--- Data for the task ---

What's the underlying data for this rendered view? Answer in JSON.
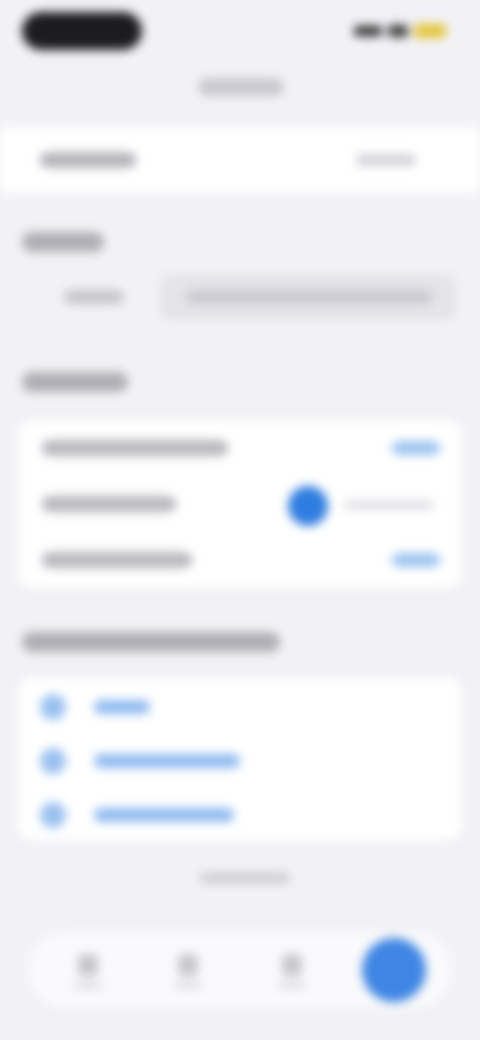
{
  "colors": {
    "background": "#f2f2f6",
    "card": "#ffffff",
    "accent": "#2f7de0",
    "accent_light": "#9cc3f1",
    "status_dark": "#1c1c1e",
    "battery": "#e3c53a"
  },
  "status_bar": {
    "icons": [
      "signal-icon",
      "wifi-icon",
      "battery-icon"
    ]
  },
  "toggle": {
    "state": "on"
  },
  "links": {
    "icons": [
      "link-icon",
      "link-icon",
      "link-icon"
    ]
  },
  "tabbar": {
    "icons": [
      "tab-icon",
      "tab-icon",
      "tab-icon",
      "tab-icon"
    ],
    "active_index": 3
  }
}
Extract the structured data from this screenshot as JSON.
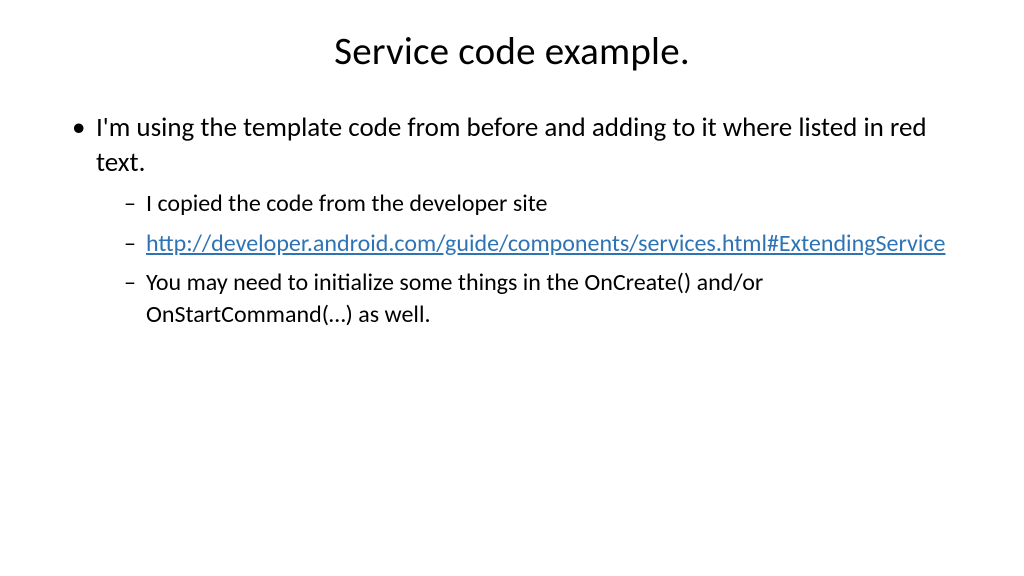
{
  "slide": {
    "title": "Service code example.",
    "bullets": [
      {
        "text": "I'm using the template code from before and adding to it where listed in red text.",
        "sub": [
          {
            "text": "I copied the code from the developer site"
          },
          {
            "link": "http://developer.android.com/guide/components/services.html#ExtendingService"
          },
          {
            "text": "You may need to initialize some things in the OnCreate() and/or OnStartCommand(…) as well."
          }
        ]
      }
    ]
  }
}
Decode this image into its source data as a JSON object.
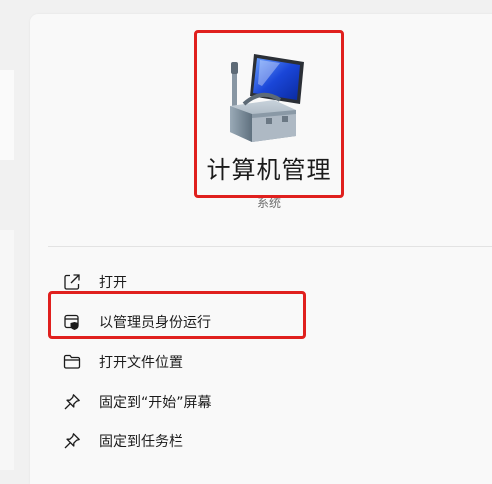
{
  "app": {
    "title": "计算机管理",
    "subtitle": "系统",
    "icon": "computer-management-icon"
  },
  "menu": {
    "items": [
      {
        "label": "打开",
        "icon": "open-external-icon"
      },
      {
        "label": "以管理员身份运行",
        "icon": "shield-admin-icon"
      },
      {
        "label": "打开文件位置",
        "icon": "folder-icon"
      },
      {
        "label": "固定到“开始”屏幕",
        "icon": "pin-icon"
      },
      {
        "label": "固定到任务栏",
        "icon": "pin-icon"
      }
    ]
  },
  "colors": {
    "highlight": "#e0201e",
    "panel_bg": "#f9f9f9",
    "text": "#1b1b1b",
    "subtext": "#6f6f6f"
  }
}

---
--- Data for the task ---

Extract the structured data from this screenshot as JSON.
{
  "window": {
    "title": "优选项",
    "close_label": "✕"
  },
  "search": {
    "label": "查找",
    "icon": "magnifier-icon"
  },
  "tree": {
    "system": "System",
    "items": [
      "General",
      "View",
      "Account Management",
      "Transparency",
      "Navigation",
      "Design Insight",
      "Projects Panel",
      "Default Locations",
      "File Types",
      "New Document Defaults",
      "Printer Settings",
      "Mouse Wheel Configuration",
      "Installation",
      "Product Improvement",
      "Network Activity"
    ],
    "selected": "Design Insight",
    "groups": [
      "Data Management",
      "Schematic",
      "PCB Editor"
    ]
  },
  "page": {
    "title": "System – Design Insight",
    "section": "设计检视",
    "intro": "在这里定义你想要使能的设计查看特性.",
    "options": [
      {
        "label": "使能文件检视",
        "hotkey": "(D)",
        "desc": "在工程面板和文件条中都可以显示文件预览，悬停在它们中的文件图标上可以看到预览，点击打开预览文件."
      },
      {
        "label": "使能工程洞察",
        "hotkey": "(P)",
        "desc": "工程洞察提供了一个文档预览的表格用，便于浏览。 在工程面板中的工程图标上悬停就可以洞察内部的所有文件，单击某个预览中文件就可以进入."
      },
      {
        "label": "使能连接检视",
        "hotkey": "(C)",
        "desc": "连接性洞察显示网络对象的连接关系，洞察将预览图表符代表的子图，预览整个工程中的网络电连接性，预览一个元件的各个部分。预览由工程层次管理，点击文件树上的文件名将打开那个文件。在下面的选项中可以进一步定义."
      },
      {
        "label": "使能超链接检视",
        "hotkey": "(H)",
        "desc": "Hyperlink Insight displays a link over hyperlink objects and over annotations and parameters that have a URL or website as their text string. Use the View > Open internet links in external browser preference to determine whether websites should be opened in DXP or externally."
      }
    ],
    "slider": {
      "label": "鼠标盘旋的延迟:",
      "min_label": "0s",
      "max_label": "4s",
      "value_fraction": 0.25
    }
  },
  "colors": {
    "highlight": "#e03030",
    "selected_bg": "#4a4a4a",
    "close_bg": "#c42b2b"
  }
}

---

__Required task__:
Each line in the data that holds the string "Design" should be found and copied.

__Response to the exercise__:
      "Design Insight",
    "selected": "Design Insight",
    "title": "System – Design Insight",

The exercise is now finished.